**EXERCISE REQUIREMENTS:** The records that follow are to be transcribed in full, without their images.

--- BEGIN ---

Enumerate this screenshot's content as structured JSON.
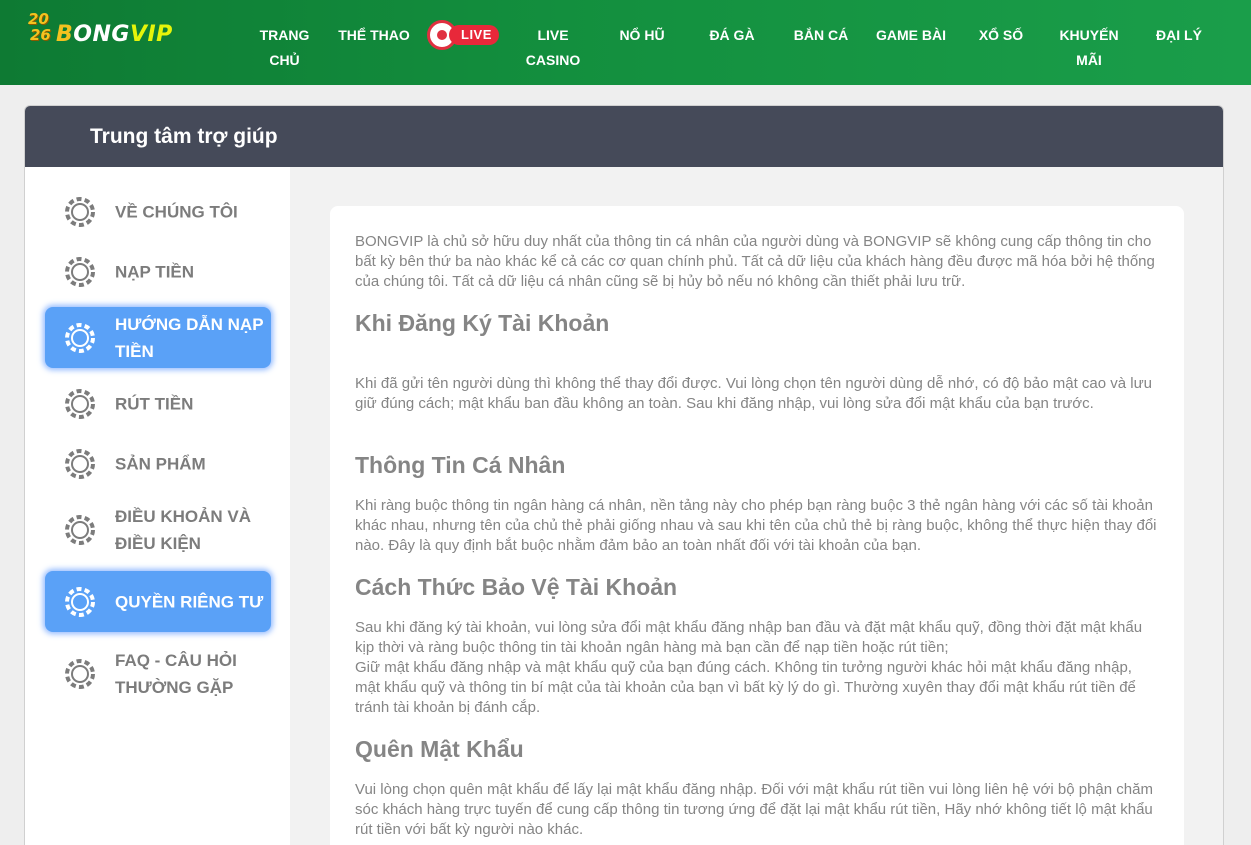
{
  "header": {
    "logo": {
      "year_top": "20",
      "year_bottom": "26",
      "brand_a": "B",
      "brand_b": "ONG",
      "brand_c": "VIP"
    },
    "nav": [
      {
        "label": "TRANG CHỦ"
      },
      {
        "label": "THỂ THAO"
      },
      {
        "label": "LIVE"
      },
      {
        "label": "LIVE CASINO"
      },
      {
        "label": "NỔ HŨ"
      },
      {
        "label": "ĐÁ GÀ"
      },
      {
        "label": "BẮN CÁ"
      },
      {
        "label": "GAME BÀI"
      },
      {
        "label": "XỔ SỐ"
      },
      {
        "label": "KHUYẾN MÃI"
      },
      {
        "label": "ĐẠI LÝ"
      }
    ]
  },
  "panel": {
    "title": "Trung tâm trợ giúp"
  },
  "sidebar": {
    "items": [
      {
        "label": "VỀ CHÚNG TÔI",
        "active": false
      },
      {
        "label": "NẠP TIỀN",
        "active": false
      },
      {
        "label": "HƯỚNG DẪN NẠP TIỀN",
        "active": true
      },
      {
        "label": "RÚT TIỀN",
        "active": false
      },
      {
        "label": "SẢN PHẨM",
        "active": false
      },
      {
        "label": "ĐIỀU KHOẢN VÀ ĐIỀU KIỆN",
        "active": false
      },
      {
        "label": "QUYỀN RIÊNG TƯ",
        "active": true
      },
      {
        "label": "FAQ - CÂU HỎI THƯỜNG GẶP",
        "active": false
      }
    ]
  },
  "content": {
    "intro": "BONGVIP là chủ sở hữu duy nhất của thông tin cá nhân của người dùng và BONGVIP sẽ không cung cấp thông tin cho bất kỳ bên thứ ba nào khác kể cả các cơ quan chính phủ. Tất cả dữ liệu của khách hàng đều được mã hóa bởi hệ thống của chúng tôi. Tất cả dữ liệu cá nhân cũng sẽ bị hủy bỏ nếu nó không cần thiết phải lưu trữ.",
    "sections": [
      {
        "heading": "Khi Đăng Ký Tài Khoản",
        "text": "Khi đã gửi tên người dùng thì không thể thay đổi được. Vui lòng chọn tên người dùng dễ nhớ, có độ bảo mật cao và lưu giữ đúng cách; mật khẩu ban đầu không an toàn. Sau khi đăng nhập, vui lòng sửa đổi mật khẩu của bạn trước."
      },
      {
        "heading": "Thông Tin Cá Nhân",
        "text": "Khi ràng buộc thông tin ngân hàng cá nhân, nền tảng này cho phép bạn ràng buộc 3 thẻ ngân hàng với các số tài khoản khác nhau, nhưng tên của chủ thẻ phải giống nhau và sau khi tên của chủ thẻ bị ràng buộc, không thể thực hiện thay đổi nào. Đây là quy định bắt buộc nhằm đảm bảo an toàn nhất đối với tài khoản của bạn."
      },
      {
        "heading": "Cách Thức Bảo Vệ Tài Khoản",
        "text": "Sau khi đăng ký tài khoản, vui lòng sửa đổi mật khẩu đăng nhập ban đầu và đặt mật khẩu quỹ, đồng thời đặt mật khẩu kịp thời và ràng buộc thông tin tài khoản ngân hàng mà bạn cần để nạp tiền hoặc rút tiền;",
        "text2": "Giữ mật khẩu đăng nhập và mật khẩu quỹ của bạn đúng cách. Không tin tưởng người khác hỏi mật khẩu đăng nhập, mật khẩu quỹ và thông tin bí mật của tài khoản của bạn vì bất kỳ lý do gì. Thường xuyên thay đổi mật khẩu rút tiền để tránh tài khoản bị đánh cắp."
      },
      {
        "heading": "Quên Mật Khẩu",
        "text": "Vui lòng chọn quên mật khẩu để lấy lại mật khẩu đăng nhập. Đối với mật khẩu rút tiền vui lòng liên hệ với bộ phận chăm sóc khách hàng trực tuyến để cung cấp thông tin tương ứng để đặt lại mật khẩu rút tiền, Hãy nhớ không tiết lộ mật khẩu rút tiền với bất kỳ người nào khác."
      }
    ]
  },
  "colors": {
    "header_green": "#138f3e",
    "panel_header": "#454a59",
    "active_blue": "#5aa1f7",
    "text_gray": "#858585",
    "live_red": "#e8283a"
  }
}
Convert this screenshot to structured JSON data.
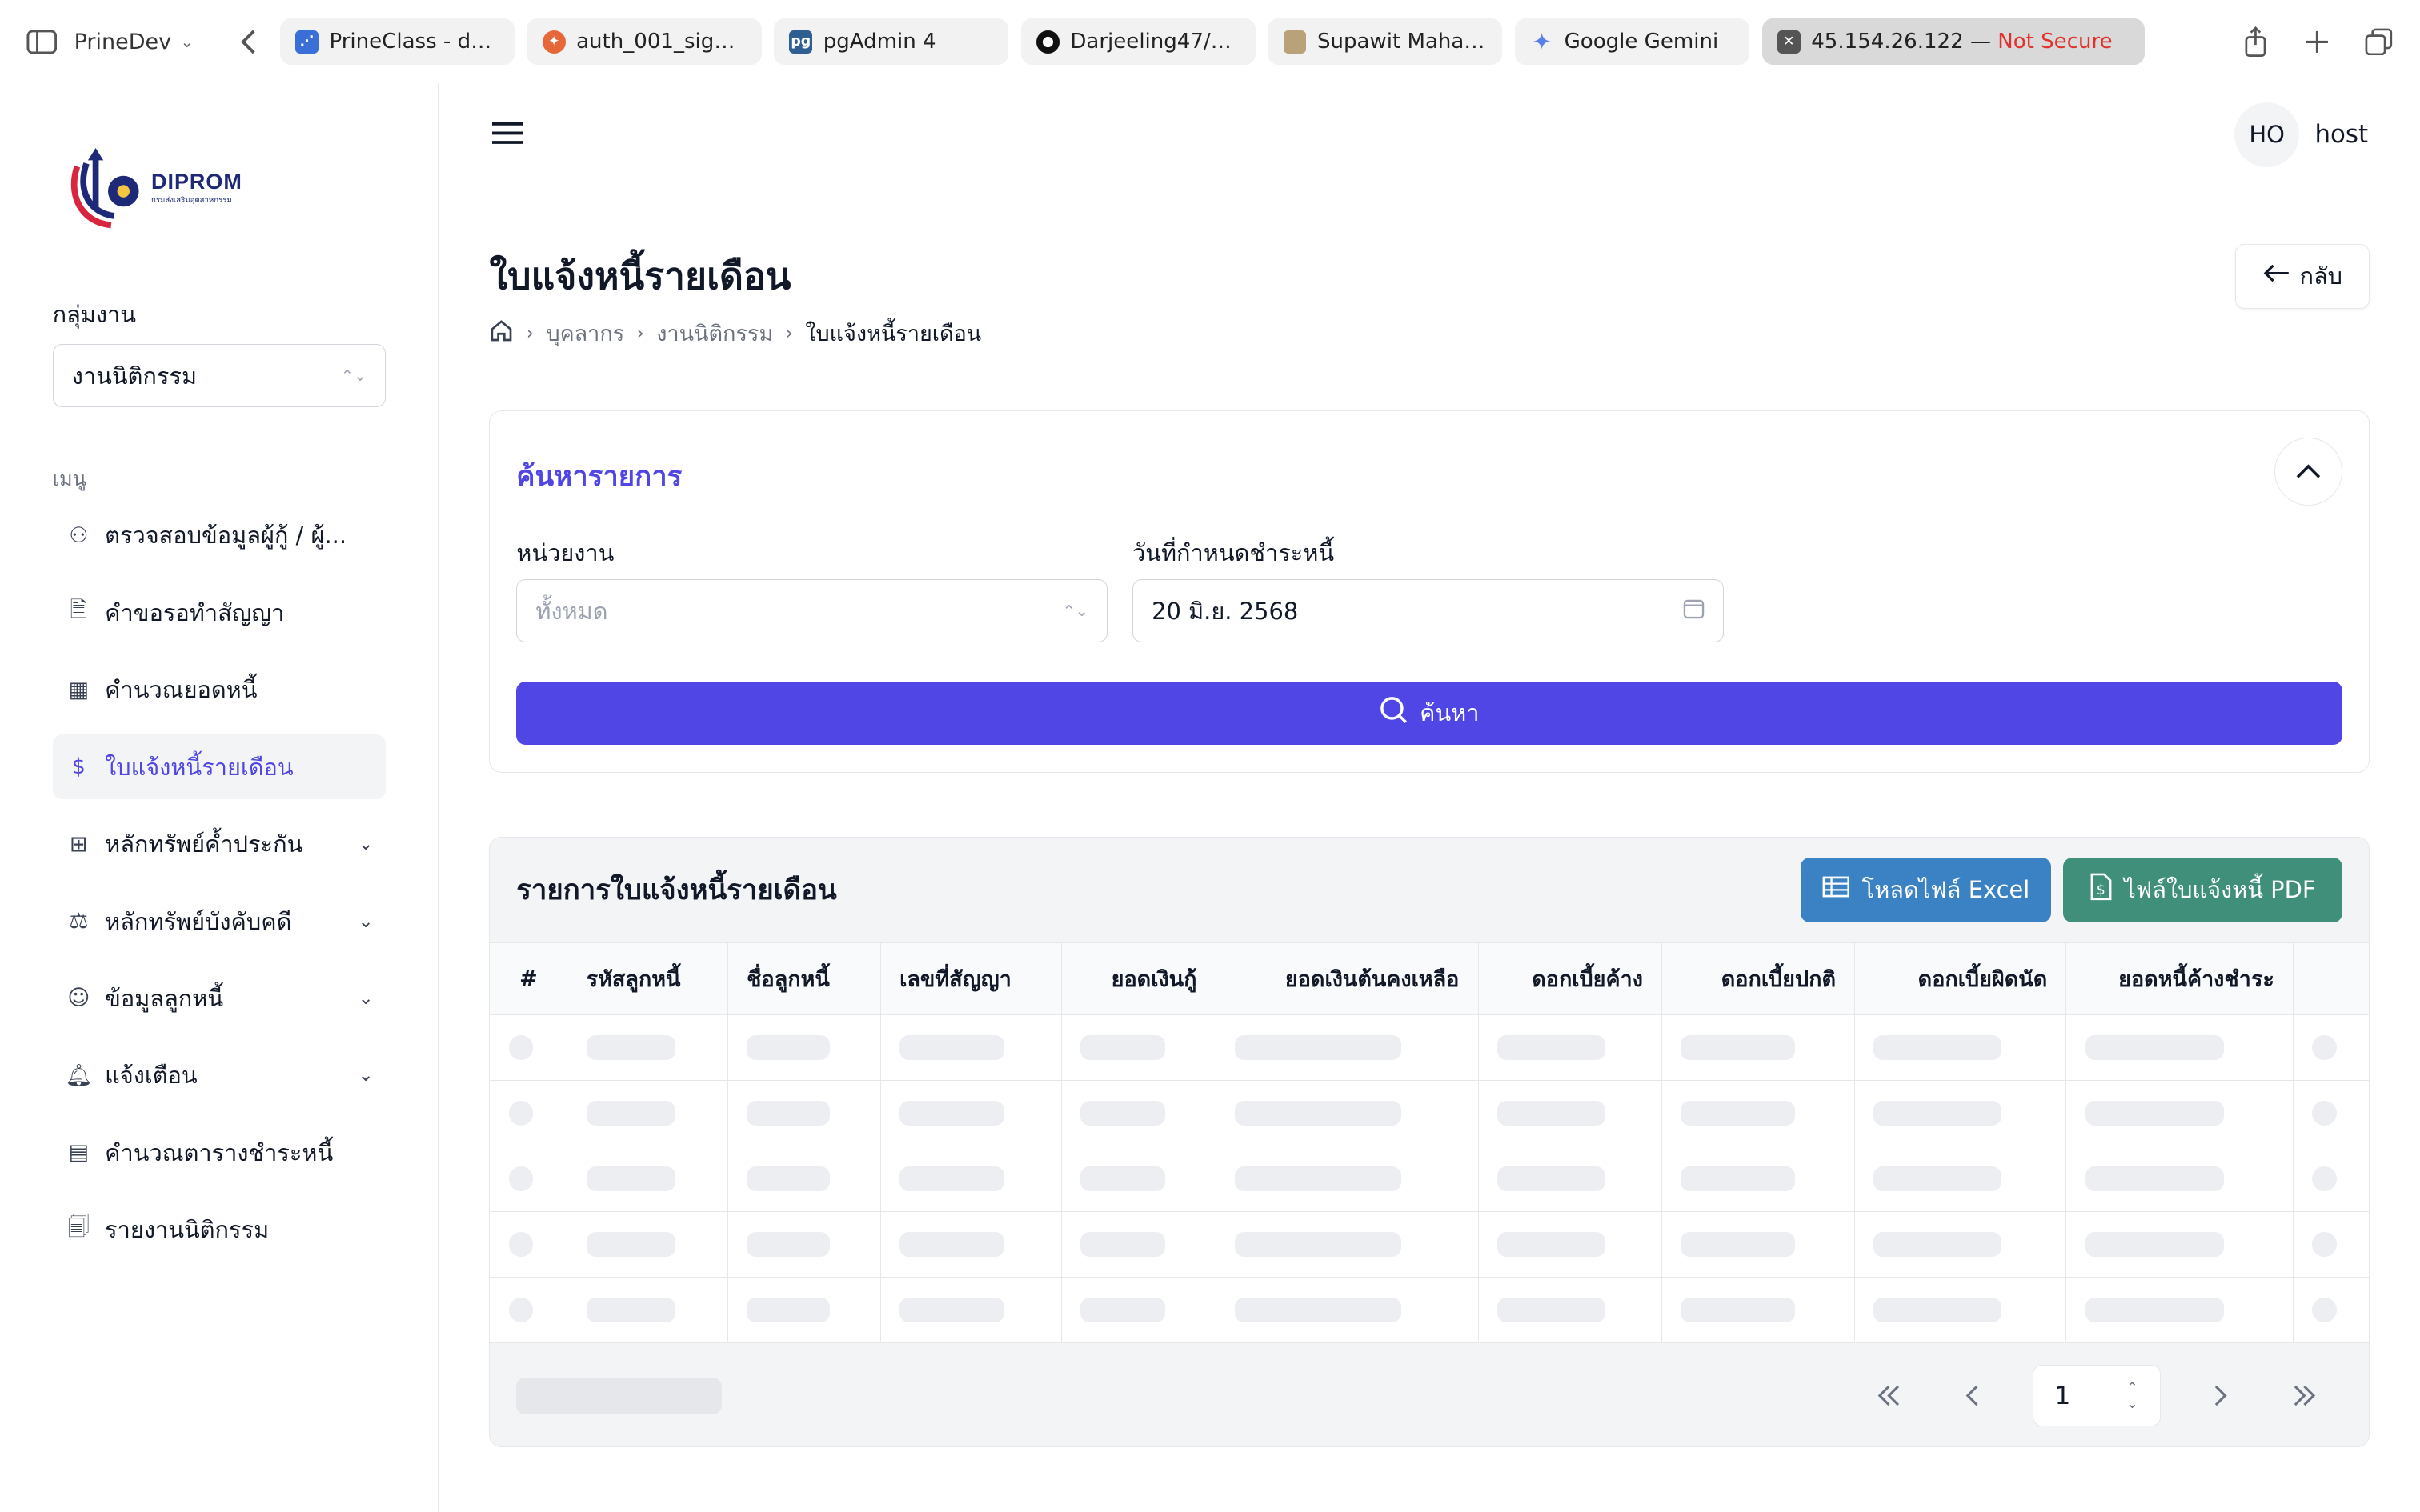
{
  "browser": {
    "profile": "PrineDev",
    "tabs": [
      {
        "label": "PrineClass - db...",
        "color": "#3b6fd8",
        "icon": "share-nodes-icon"
      },
      {
        "label": "auth_001_signIn...",
        "color": "#e5673a",
        "icon": "swirl-icon"
      },
      {
        "label": "pgAdmin 4",
        "color": "#2f5f91",
        "icon": "pgadmin-icon"
      },
      {
        "label": "Darjeeling47/Po...",
        "color": "#111111",
        "icon": "github-icon"
      },
      {
        "label": "Supawit Mahadt...",
        "color": "#b9a27a",
        "icon": "avatar-icon"
      },
      {
        "label": "Google Gemini",
        "color": "#5b7fe8",
        "icon": "gemini-icon"
      }
    ],
    "active_tab": {
      "host": "45.154.26.122",
      "sep": " — ",
      "warning": "Not Secure"
    }
  },
  "sidebar": {
    "logo_text": "DIPROM",
    "logo_sub": "กรมส่งเสริมอุตสาหกรรม",
    "group_label": "กลุ่มงาน",
    "group_value": "งานนิติกรรม",
    "menu_label": "เมนู",
    "items": [
      {
        "label": "ตรวจสอบข้อมูลผู้กู้ / ผู้...",
        "icon": "user-plus-icon",
        "has_chevron": false
      },
      {
        "label": "คำขอรอทำสัญญา",
        "icon": "file-check-icon",
        "has_chevron": false
      },
      {
        "label": "คำนวณยอดหนี้",
        "icon": "calculator-icon",
        "has_chevron": false
      },
      {
        "label": "ใบแจ้งหนี้รายเดือน",
        "icon": "file-dollar-icon",
        "has_chevron": false,
        "active": true
      },
      {
        "label": "หลักทรัพย์ค้ำประกัน",
        "icon": "grid-icon",
        "has_chevron": true
      },
      {
        "label": "หลักทรัพย์บังคับคดี",
        "icon": "scale-icon",
        "has_chevron": true
      },
      {
        "label": "ข้อมูลลูกหนี้",
        "icon": "user-circle-icon",
        "has_chevron": true
      },
      {
        "label": "แจ้งเตือน",
        "icon": "bell-icon",
        "has_chevron": true
      },
      {
        "label": "คำนวณตารางชำระหนี้",
        "icon": "table-icon",
        "has_chevron": false
      },
      {
        "label": "รายงานนิติกรรม",
        "icon": "files-icon",
        "has_chevron": false
      }
    ]
  },
  "header": {
    "avatar": "HO",
    "user": "host"
  },
  "page": {
    "title": "ใบแจ้งหนี้รายเดือน",
    "back_label": "กลับ",
    "breadcrumb": [
      "บุคลากร",
      "งานนิติกรรม",
      "ใบแจ้งหนี้รายเดือน"
    ]
  },
  "search": {
    "title": "ค้นหารายการ",
    "unit_label": "หน่วยงาน",
    "unit_placeholder": "ทั้งหมด",
    "date_label": "วันที่กำหนดชำระหนี้",
    "date_value": "20 มิ.ย. 2568",
    "button": "ค้นหา"
  },
  "table": {
    "title": "รายการใบแจ้งหนี้รายเดือน",
    "excel_button": "โหลดไฟล์ Excel",
    "pdf_button": "ไฟล์ใบแจ้งหนี้ PDF",
    "columns": [
      "#",
      "รหัสลูกหนี้",
      "ชื่อลูกหนี้",
      "เลขที่สัญญา",
      "ยอดเงินกู้",
      "ยอดเงินต้นคงเหลือ",
      "ดอกเบี้ยค้าง",
      "ดอกเบี้ยปกติ",
      "ดอกเบี้ยผิดนัด",
      "ยอดหนี้ค้างชำระ",
      ""
    ],
    "page_number": "1"
  },
  "colors": {
    "accent": "#4f46e5",
    "excel": "#3b82c4",
    "pdf": "#3f8f7a",
    "insecure": "#e0312b"
  }
}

--- END ---

**TASK RESPONSE:**
Enumerate this screenshot's content as structured JSON.
{
  "header": {
    "logo": {
      "year_top": "20",
      "year_bottom": "26",
      "brand_a": "B",
      "brand_b": "ONG",
      "brand_c": "VIP"
    },
    "nav": [
      {
        "label": "TRANG CHỦ"
      },
      {
        "label": "THỂ THAO"
      },
      {
        "label": "LIVE"
      },
      {
        "label": "LIVE CASINO"
      },
      {
        "label": "NỔ HŨ"
      },
      {
        "label": "ĐÁ GÀ"
      },
      {
        "label": "BẮN CÁ"
      },
      {
        "label": "GAME BÀI"
      },
      {
        "label": "XỔ SỐ"
      },
      {
        "label": "KHUYẾN MÃI"
      },
      {
        "label": "ĐẠI LÝ"
      }
    ]
  },
  "panel": {
    "title": "Trung tâm trợ giúp"
  },
  "sidebar": {
    "items": [
      {
        "label": "VỀ CHÚNG TÔI",
        "active": false
      },
      {
        "label": "NẠP TIỀN",
        "active": false
      },
      {
        "label": "HƯỚNG DẪN NẠP TIỀN",
        "active": true
      },
      {
        "label": "RÚT TIỀN",
        "active": false
      },
      {
        "label": "SẢN PHẨM",
        "active": false
      },
      {
        "label": "ĐIỀU KHOẢN VÀ ĐIỀU KIỆN",
        "active": false
      },
      {
        "label": "QUYỀN RIÊNG TƯ",
        "active": true
      },
      {
        "label": "FAQ - CÂU HỎI THƯỜNG GẶP",
        "active": false
      }
    ]
  },
  "content": {
    "intro": "BONGVIP là chủ sở hữu duy nhất của thông tin cá nhân của người dùng và BONGVIP sẽ không cung cấp thông tin cho bất kỳ bên thứ ba nào khác kể cả các cơ quan chính phủ. Tất cả dữ liệu của khách hàng đều được mã hóa bởi hệ thống của chúng tôi. Tất cả dữ liệu cá nhân cũng sẽ bị hủy bỏ nếu nó không cần thiết phải lưu trữ.",
    "sections": [
      {
        "heading": "Khi Đăng Ký Tài Khoản",
        "text": "Khi đã gửi tên người dùng thì không thể thay đổi được. Vui lòng chọn tên người dùng dễ nhớ, có độ bảo mật cao và lưu giữ đúng cách; mật khẩu ban đầu không an toàn. Sau khi đăng nhập, vui lòng sửa đổi mật khẩu của bạn trước."
      },
      {
        "heading": "Thông Tin Cá Nhân",
        "text": "Khi ràng buộc thông tin ngân hàng cá nhân, nền tảng này cho phép bạn ràng buộc 3 thẻ ngân hàng với các số tài khoản khác nhau, nhưng tên của chủ thẻ phải giống nhau và sau khi tên của chủ thẻ bị ràng buộc, không thể thực hiện thay đổi nào. Đây là quy định bắt buộc nhằm đảm bảo an toàn nhất đối với tài khoản của bạn."
      },
      {
        "heading": "Cách Thức Bảo Vệ Tài Khoản",
        "text": "Sau khi đăng ký tài khoản, vui lòng sửa đổi mật khẩu đăng nhập ban đầu và đặt mật khẩu quỹ, đồng thời đặt mật khẩu kịp thời và ràng buộc thông tin tài khoản ngân hàng mà bạn cần để nạp tiền hoặc rút tiền;",
        "text2": "Giữ mật khẩu đăng nhập và mật khẩu quỹ của bạn đúng cách. Không tin tưởng người khác hỏi mật khẩu đăng nhập, mật khẩu quỹ và thông tin bí mật của tài khoản của bạn vì bất kỳ lý do gì. Thường xuyên thay đổi mật khẩu rút tiền để tránh tài khoản bị đánh cắp."
      },
      {
        "heading": "Quên Mật Khẩu",
        "text": "Vui lòng chọn quên mật khẩu để lấy lại mật khẩu đăng nhập. Đối với mật khẩu rút tiền vui lòng liên hệ với bộ phận chăm sóc khách hàng trực tuyến để cung cấp thông tin tương ứng để đặt lại mật khẩu rút tiền, Hãy nhớ không tiết lộ mật khẩu rút tiền với bất kỳ người nào khác."
      }
    ]
  },
  "colors": {
    "header_green": "#138f3e",
    "panel_header": "#454a59",
    "active_blue": "#5aa1f7",
    "text_gray": "#858585",
    "live_red": "#e8283a"
  }
}
Convert this screenshot to structured JSON data.
{
  "browser": {
    "profile": "PrineDev",
    "tabs": [
      {
        "label": "PrineClass - db...",
        "color": "#3b6fd8",
        "icon": "share-nodes-icon"
      },
      {
        "label": "auth_001_signIn...",
        "color": "#e5673a",
        "icon": "swirl-icon"
      },
      {
        "label": "pgAdmin 4",
        "color": "#2f5f91",
        "icon": "pgadmin-icon"
      },
      {
        "label": "Darjeeling47/Po...",
        "color": "#111111",
        "icon": "github-icon"
      },
      {
        "label": "Supawit Mahadt...",
        "color": "#b9a27a",
        "icon": "avatar-icon"
      },
      {
        "label": "Google Gemini",
        "color": "#5b7fe8",
        "icon": "gemini-icon"
      }
    ],
    "active_tab": {
      "host": "45.154.26.122",
      "sep": " — ",
      "warning": "Not Secure"
    }
  },
  "sidebar": {
    "logo_text": "DIPROM",
    "logo_sub": "กรมส่งเสริมอุตสาหกรรม",
    "group_label": "กลุ่มงาน",
    "group_value": "งานนิติกรรม",
    "menu_label": "เมนู",
    "items": [
      {
        "label": "ตรวจสอบข้อมูลผู้กู้ / ผู้...",
        "icon": "user-plus-icon",
        "has_chevron": false
      },
      {
        "label": "คำขอรอทำสัญญา",
        "icon": "file-check-icon",
        "has_chevron": false
      },
      {
        "label": "คำนวณยอดหนี้",
        "icon": "calculator-icon",
        "has_chevron": false
      },
      {
        "label": "ใบแจ้งหนี้รายเดือน",
        "icon": "file-dollar-icon",
        "has_chevron": false,
        "active": true
      },
      {
        "label": "หลักทรัพย์ค้ำประกัน",
        "icon": "grid-icon",
        "has_chevron": true
      },
      {
        "label": "หลักทรัพย์บังคับคดี",
        "icon": "scale-icon",
        "has_chevron": true
      },
      {
        "label": "ข้อมูลลูกหนี้",
        "icon": "user-circle-icon",
        "has_chevron": true
      },
      {
        "label": "แจ้งเตือน",
        "icon": "bell-icon",
        "has_chevron": true
      },
      {
        "label": "คำนวณตารางชำระหนี้",
        "icon": "table-icon",
        "has_chevron": false
      },
      {
        "label": "รายงานนิติกรรม",
        "icon": "files-icon",
        "has_chevron": false
      }
    ]
  },
  "header": {
    "avatar": "HO",
    "user": "host"
  },
  "page": {
    "title": "ใบแจ้งหนี้รายเดือน",
    "back_label": "กลับ",
    "breadcrumb": [
      "บุคลากร",
      "งานนิติกรรม",
      "ใบแจ้งหนี้รายเดือน"
    ]
  },
  "search": {
    "title": "ค้นหารายการ",
    "unit_label": "หน่วยงาน",
    "unit_placeholder": "ทั้งหมด",
    "date_label": "วันที่กำหนดชำระหนี้",
    "date_value": "20 มิ.ย. 2568",
    "button": "ค้นหา"
  },
  "table": {
    "title": "รายการใบแจ้งหนี้รายเดือน",
    "excel_button": "โหลดไฟล์ Excel",
    "pdf_button": "ไฟล์ใบแจ้งหนี้ PDF",
    "columns": [
      "#",
      "รหัสลูกหนี้",
      "ชื่อลูกหนี้",
      "เลขที่สัญญา",
      "ยอดเงินกู้",
      "ยอดเงินต้นคงเหลือ",
      "ดอกเบี้ยค้าง",
      "ดอกเบี้ยปกติ",
      "ดอกเบี้ยผิดนัด",
      "ยอดหนี้ค้างชำระ",
      ""
    ],
    "page_number": "1"
  },
  "colors": {
    "accent": "#4f46e5",
    "excel": "#3b82c4",
    "pdf": "#3f8f7a",
    "insecure": "#e0312b"
  }
}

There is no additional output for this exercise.